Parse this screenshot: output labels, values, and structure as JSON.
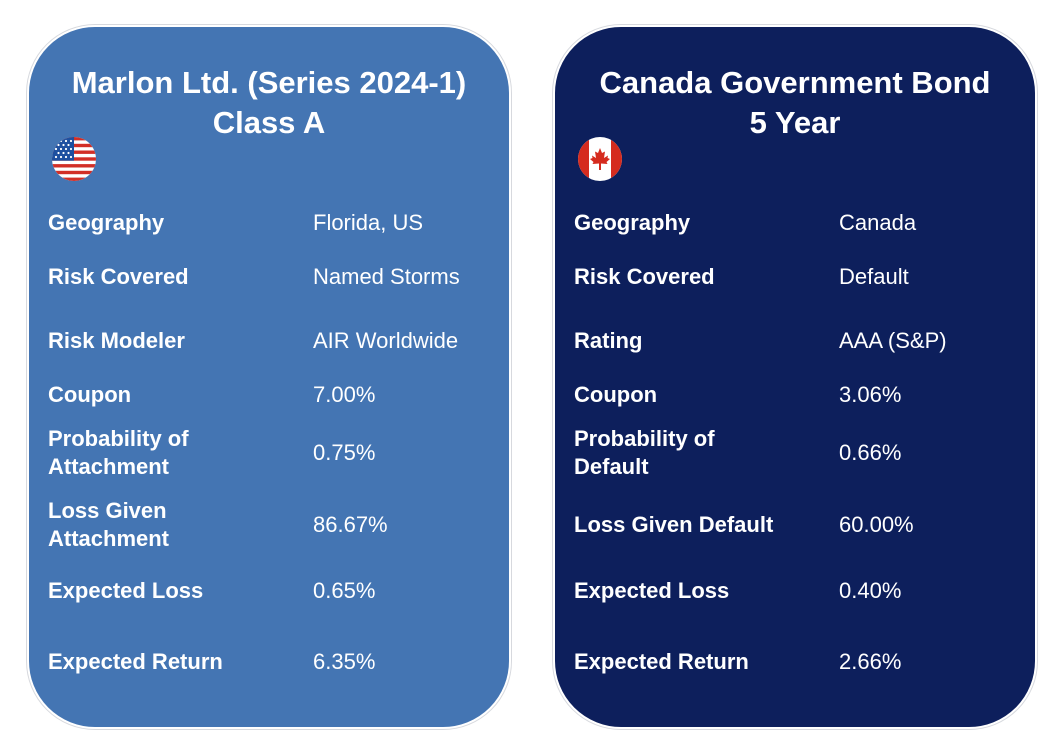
{
  "colors": {
    "left_card_bg": "#4475b3",
    "right_card_bg": "#0d1f5c",
    "text": "#ffffff"
  },
  "cards": [
    {
      "title_line1": "Marlon Ltd. (Series 2024-1)",
      "title_line2": "Class A",
      "flag_icon": "us-flag-icon",
      "rows": [
        {
          "label": "Geography",
          "value": "Florida, US"
        },
        {
          "label": "Risk Covered",
          "value": "Named Storms"
        },
        {
          "label": "Risk Modeler",
          "value": "AIR Worldwide"
        },
        {
          "label": "Coupon",
          "value": "7.00%"
        },
        {
          "label": "Probability of Attachment",
          "value": "0.75%"
        },
        {
          "label": "Loss Given Attachment",
          "value": "86.67%"
        },
        {
          "label": "Expected Loss",
          "value": "0.65%"
        },
        {
          "label": "Expected Return",
          "value": "6.35%"
        }
      ]
    },
    {
      "title_line1": "Canada Government Bond",
      "title_line2": "5 Year",
      "flag_icon": "canada-flag-icon",
      "rows": [
        {
          "label": "Geography",
          "value": "Canada"
        },
        {
          "label": "Risk Covered",
          "value": "Default"
        },
        {
          "label": "Rating",
          "value": "AAA (S&P)"
        },
        {
          "label": "Coupon",
          "value": "3.06%"
        },
        {
          "label": "Probability of Default",
          "value": "0.66%"
        },
        {
          "label": "Loss Given Default",
          "value": "60.00%"
        },
        {
          "label": "Expected Loss",
          "value": "0.40%"
        },
        {
          "label": "Expected Return",
          "value": "2.66%"
        }
      ]
    }
  ]
}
------------
Extract each line holding the word "Loss" from the records.

Solved problem:
          "label": "Loss Given Attachment",
          "label": "Expected Loss",
          "label": "Loss Given Default",
          "label": "Expected Loss",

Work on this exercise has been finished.